**TEXT BLOCK:**
• • • • •

An English vessel bore to the colonies news of Lord North's proposal, in the confident belief that they would be divided by the mere hint of giving up the point of taxation. "The plan," said Chatham, "will be spurned, and everything but justice and reason prove vain to men like the Americans." "It is impossible," said Fox, "to use the same resolution to make the Americans believe the right of taxing will be given up, and the mother country that it will be maintained."

Franklin sent advice to Massachusetts by no means to begin war without the approval of the continental congress, unless on a sudden emergency; "but New England alone," said he, "can hold out for ages against this country, and, if they are firm and united, in seven years will win the day." "By wisdom and courage the colonies will find friends everywhere;" thus he wrote to James Bowdoin of Boston, as if predicting a French alliance. "The eyes of all Christendom are now upon us, and our honor as a people is become a matter of the utmost consequence. If we tamely give up our rights in this contest, a century to come will not restore us in the opinion of the world; we shall be stamped with the character of dastards, poltroons, and fools; and be despised and trampled upon, not by this haughty, insolent nation only, but by all mankind. Present inconveniences are therefore to be borne with fortitude, and better times expected."

• • • • •

**ITEMS:**
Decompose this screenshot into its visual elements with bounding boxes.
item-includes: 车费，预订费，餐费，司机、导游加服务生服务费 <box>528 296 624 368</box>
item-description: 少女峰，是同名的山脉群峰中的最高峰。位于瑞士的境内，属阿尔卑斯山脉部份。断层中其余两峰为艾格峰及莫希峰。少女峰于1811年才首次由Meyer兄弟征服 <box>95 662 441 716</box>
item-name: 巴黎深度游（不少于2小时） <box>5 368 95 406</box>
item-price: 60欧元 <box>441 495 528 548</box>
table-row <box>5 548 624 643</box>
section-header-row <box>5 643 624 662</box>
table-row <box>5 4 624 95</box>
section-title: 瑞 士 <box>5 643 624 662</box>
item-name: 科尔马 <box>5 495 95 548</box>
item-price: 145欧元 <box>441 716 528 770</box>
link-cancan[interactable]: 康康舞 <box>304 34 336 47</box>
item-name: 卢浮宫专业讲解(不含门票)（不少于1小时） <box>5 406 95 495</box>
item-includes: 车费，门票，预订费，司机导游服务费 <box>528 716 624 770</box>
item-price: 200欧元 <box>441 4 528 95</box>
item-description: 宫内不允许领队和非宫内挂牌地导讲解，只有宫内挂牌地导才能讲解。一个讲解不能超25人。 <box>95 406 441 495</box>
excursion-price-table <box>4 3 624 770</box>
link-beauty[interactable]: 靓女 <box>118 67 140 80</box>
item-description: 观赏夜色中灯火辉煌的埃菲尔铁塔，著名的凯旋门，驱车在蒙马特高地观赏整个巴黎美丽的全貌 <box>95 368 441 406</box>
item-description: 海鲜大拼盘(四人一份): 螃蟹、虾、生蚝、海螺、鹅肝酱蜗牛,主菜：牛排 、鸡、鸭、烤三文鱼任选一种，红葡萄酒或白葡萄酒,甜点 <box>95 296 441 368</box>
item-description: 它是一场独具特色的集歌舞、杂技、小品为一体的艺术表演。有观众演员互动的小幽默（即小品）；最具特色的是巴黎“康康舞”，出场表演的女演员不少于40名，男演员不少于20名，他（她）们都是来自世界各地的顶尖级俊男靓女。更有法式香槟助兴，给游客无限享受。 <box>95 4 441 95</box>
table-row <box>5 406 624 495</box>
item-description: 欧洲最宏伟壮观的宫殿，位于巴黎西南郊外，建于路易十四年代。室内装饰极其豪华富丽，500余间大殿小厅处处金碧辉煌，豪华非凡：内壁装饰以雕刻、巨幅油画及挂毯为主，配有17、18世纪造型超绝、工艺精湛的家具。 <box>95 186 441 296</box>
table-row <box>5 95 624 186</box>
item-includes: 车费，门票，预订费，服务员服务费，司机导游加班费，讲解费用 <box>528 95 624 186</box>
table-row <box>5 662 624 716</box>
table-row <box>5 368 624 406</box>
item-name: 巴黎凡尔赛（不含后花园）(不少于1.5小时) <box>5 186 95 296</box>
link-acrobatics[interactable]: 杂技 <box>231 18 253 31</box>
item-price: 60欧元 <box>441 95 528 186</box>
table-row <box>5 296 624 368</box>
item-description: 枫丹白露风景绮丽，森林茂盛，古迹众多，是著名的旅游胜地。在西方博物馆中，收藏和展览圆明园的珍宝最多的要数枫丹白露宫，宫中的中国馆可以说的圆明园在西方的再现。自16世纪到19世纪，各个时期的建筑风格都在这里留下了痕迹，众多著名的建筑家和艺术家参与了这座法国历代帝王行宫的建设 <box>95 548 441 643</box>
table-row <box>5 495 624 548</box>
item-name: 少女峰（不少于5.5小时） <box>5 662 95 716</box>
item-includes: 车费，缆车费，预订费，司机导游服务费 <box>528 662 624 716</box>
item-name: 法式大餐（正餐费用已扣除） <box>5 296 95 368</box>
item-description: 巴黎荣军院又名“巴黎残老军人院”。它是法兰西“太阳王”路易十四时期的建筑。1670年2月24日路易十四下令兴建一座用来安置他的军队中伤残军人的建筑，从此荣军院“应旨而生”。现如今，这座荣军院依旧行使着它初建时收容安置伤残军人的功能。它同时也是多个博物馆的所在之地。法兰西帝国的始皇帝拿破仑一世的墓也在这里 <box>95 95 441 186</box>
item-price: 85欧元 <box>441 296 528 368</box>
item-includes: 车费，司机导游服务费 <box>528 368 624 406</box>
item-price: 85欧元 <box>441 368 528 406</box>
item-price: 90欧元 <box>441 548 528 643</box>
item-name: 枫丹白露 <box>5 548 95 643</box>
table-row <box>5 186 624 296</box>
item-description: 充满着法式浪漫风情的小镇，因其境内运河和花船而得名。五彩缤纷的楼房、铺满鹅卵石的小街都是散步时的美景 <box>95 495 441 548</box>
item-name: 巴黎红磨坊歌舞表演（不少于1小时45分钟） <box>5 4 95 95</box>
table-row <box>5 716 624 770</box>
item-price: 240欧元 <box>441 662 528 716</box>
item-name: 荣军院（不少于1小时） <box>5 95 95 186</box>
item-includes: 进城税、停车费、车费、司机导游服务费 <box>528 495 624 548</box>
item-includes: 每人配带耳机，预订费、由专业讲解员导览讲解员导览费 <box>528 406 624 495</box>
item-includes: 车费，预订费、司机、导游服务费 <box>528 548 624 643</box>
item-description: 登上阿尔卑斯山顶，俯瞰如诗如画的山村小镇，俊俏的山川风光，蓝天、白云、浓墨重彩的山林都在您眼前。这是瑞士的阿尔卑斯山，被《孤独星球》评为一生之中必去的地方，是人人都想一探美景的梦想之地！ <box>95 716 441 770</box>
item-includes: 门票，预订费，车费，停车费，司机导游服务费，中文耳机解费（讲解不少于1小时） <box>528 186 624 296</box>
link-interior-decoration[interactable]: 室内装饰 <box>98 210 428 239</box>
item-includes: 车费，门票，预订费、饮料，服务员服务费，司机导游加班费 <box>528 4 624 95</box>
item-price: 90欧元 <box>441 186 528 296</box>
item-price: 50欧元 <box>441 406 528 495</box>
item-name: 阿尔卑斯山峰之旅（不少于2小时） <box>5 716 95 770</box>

• • • • •

Name every individual person mentioned in the passage on Lord North's proposal and Franklin's advice.

Lord North, Chatham, Fox, Franklin, James Bowdoin